### EXERCISE:
The listing beneath should be written out in full, exactly as shown.

·····

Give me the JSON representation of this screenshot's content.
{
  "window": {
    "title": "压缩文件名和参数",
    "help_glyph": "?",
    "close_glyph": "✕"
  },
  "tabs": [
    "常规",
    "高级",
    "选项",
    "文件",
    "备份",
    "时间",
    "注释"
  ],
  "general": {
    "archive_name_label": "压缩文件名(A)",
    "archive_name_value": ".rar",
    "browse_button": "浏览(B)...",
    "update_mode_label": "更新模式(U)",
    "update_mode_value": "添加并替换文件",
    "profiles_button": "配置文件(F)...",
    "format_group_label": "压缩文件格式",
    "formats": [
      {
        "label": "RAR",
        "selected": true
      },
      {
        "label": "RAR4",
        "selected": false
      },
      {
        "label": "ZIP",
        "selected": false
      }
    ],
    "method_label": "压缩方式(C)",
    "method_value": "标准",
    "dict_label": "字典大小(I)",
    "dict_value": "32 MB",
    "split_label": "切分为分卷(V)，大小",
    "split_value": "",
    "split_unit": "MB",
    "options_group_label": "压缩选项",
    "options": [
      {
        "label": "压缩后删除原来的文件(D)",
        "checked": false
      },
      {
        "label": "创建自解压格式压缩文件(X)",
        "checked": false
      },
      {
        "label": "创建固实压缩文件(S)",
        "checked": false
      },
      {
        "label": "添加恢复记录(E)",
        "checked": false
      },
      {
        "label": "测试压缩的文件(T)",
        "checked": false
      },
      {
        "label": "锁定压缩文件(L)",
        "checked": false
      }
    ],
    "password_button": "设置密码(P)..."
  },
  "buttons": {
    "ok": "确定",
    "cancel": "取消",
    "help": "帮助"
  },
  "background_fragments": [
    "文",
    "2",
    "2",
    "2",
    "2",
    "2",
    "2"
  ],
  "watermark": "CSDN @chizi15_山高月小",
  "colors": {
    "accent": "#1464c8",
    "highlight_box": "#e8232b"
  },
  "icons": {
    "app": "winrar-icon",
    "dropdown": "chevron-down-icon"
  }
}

·····

### CORRECT RESULT:
Give me the JSON representation of this screenshot's content.
{
  "window": {
    "title": "压缩文件名和参数",
    "help_glyph": "?",
    "close_glyph": "✕"
  },
  "tabs": [
    "常规",
    "高级",
    "选项",
    "文件",
    "备份",
    "时间",
    "注释"
  ],
  "general": {
    "archive_name_label": "压缩文件名(A)",
    "archive_name_value": ".rar",
    "browse_button": "浏览(B)...",
    "update_mode_label": "更新模式(U)",
    "update_mode_value": "添加并替换文件",
    "profiles_button": "配置文件(F)...",
    "format_group_label": "压缩文件格式",
    "formats": [
      {
        "label": "RAR",
        "selected": true
      },
      {
        "label": "RAR4",
        "selected": false
      },
      {
        "label": "ZIP",
        "selected": false
      }
    ],
    "method_label": "压缩方式(C)",
    "method_value": "标准",
    "dict_label": "字典大小(I)",
    "dict_value": "32 MB",
    "split_label": "切分为分卷(V)，大小",
    "split_value": "",
    "split_unit": "MB",
    "options_group_label": "压缩选项",
    "options": [
      {
        "label": "压缩后删除原来的文件(D)",
        "checked": false
      },
      {
        "label": "创建自解压格式压缩文件(X)",
        "checked": false
      },
      {
        "label": "创建固实压缩文件(S)",
        "checked": false
      },
      {
        "label": "添加恢复记录(E)",
        "checked": false
      },
      {
        "label": "测试压缩的文件(T)",
        "checked": false
      },
      {
        "label": "锁定压缩文件(L)",
        "checked": false
      }
    ],
    "password_button": "设置密码(P)..."
  },
  "buttons": {
    "ok": "确定",
    "cancel": "取消",
    "help": "帮助"
  },
  "background_fragments": [
    "文",
    "2",
    "2",
    "2",
    "2",
    "2",
    "2"
  ],
  "watermark": "CSDN @chizi15_山高月小",
  "colors": {
    "accent": "#1464c8",
    "highlight_box": "#e8232b"
  },
  "icons": {
    "app": "winrar-icon",
    "dropdown": "chevron-down-icon"
  }
}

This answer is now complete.